Raw data:
[start]

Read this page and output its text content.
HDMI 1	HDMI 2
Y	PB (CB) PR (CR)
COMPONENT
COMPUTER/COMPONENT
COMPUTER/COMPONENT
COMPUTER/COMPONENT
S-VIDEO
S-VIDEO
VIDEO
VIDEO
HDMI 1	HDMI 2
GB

[end]

Retype all the records, matching them exactly.

Task output:
Read this page and output its text content.
HDMI 1	HDMI 2
Y	PB (CB) PR (CR)
COMPONENT
COMPUTER/COMPONENT
COMPUTER/COMPONENT
COMPUTER/COMPONENT
S-VIDEO
S-VIDEO
VIDEO
VIDEO
HDMI 1	HDMI 2
GB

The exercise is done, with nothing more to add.